• Task objective:
Find every line in the records below that contains the word "Okuma", and copy each such line.

_ _ _ _ _

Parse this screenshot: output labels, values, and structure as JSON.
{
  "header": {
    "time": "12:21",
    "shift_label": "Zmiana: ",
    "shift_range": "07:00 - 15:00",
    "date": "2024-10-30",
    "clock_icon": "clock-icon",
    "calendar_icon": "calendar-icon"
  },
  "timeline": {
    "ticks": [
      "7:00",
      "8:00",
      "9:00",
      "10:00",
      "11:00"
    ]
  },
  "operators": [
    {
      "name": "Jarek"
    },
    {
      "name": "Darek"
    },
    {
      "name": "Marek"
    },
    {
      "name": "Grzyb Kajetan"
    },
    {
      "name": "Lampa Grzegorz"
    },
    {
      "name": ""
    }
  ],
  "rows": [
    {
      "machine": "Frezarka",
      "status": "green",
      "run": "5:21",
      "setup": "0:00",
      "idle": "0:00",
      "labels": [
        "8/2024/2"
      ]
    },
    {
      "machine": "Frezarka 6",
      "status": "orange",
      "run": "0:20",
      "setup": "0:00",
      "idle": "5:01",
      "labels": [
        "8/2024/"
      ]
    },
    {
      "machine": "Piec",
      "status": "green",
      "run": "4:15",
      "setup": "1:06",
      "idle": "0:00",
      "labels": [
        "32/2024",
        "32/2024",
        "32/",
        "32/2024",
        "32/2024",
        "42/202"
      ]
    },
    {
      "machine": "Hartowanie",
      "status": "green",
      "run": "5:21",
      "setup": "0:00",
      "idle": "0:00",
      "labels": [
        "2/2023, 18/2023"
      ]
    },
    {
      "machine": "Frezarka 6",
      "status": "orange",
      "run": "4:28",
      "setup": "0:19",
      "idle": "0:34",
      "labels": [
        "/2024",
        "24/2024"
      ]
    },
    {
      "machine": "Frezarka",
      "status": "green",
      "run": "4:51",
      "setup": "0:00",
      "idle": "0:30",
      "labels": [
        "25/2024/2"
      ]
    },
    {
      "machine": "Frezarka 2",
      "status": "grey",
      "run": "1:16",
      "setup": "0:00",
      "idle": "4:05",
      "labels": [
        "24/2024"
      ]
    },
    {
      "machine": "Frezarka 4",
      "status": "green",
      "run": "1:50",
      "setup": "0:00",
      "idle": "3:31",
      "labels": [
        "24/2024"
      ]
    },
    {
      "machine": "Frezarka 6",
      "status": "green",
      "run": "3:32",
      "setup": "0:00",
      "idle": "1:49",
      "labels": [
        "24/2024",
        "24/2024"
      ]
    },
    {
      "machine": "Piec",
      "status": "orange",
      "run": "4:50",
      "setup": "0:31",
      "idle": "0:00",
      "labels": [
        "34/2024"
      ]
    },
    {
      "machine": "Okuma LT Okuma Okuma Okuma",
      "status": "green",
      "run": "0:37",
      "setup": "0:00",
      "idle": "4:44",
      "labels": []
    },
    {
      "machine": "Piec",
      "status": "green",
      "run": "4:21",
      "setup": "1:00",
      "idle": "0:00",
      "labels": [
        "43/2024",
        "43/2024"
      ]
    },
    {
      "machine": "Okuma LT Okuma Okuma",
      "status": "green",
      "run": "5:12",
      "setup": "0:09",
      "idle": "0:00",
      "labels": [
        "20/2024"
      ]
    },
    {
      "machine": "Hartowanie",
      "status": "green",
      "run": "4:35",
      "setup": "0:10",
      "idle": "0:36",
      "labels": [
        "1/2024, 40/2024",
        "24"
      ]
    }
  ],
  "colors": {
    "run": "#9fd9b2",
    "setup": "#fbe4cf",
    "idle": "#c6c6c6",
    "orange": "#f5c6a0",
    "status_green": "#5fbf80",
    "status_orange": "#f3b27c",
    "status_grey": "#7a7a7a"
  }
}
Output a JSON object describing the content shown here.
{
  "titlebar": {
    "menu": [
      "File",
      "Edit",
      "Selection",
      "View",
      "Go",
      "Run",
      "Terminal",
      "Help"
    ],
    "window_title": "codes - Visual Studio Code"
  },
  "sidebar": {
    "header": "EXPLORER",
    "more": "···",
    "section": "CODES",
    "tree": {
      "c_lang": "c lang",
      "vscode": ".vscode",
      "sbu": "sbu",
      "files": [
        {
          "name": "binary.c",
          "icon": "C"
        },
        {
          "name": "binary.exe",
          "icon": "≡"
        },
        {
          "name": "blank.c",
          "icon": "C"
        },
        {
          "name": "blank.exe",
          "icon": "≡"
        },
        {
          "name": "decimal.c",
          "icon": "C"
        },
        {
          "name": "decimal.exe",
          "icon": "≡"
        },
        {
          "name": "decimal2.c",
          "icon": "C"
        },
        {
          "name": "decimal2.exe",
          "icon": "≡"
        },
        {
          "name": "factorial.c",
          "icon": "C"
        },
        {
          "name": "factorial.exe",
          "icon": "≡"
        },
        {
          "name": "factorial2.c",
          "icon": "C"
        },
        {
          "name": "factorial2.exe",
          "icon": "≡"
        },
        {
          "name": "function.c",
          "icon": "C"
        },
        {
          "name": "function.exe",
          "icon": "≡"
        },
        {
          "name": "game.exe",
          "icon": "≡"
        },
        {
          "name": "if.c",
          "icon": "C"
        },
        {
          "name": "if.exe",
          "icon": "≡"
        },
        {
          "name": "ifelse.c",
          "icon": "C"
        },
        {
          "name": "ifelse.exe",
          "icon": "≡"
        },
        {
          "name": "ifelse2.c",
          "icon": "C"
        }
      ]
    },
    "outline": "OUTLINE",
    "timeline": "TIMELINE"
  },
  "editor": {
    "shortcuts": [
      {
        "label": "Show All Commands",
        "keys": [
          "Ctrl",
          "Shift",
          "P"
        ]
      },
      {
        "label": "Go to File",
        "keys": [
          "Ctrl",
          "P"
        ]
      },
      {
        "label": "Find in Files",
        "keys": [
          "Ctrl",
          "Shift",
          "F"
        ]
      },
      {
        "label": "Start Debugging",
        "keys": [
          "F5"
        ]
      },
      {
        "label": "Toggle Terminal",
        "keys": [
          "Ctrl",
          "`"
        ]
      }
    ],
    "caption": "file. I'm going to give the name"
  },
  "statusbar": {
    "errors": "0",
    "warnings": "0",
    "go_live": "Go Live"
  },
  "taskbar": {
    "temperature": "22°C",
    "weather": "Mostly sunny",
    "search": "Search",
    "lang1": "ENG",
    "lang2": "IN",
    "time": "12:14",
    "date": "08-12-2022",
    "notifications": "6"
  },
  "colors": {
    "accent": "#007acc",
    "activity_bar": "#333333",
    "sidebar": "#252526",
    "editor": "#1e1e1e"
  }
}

_ _ _ _ _

• Written solution:
      "machine": "Okuma LT Okuma Okuma Okuma",
      "machine": "Okuma LT Okuma Okuma",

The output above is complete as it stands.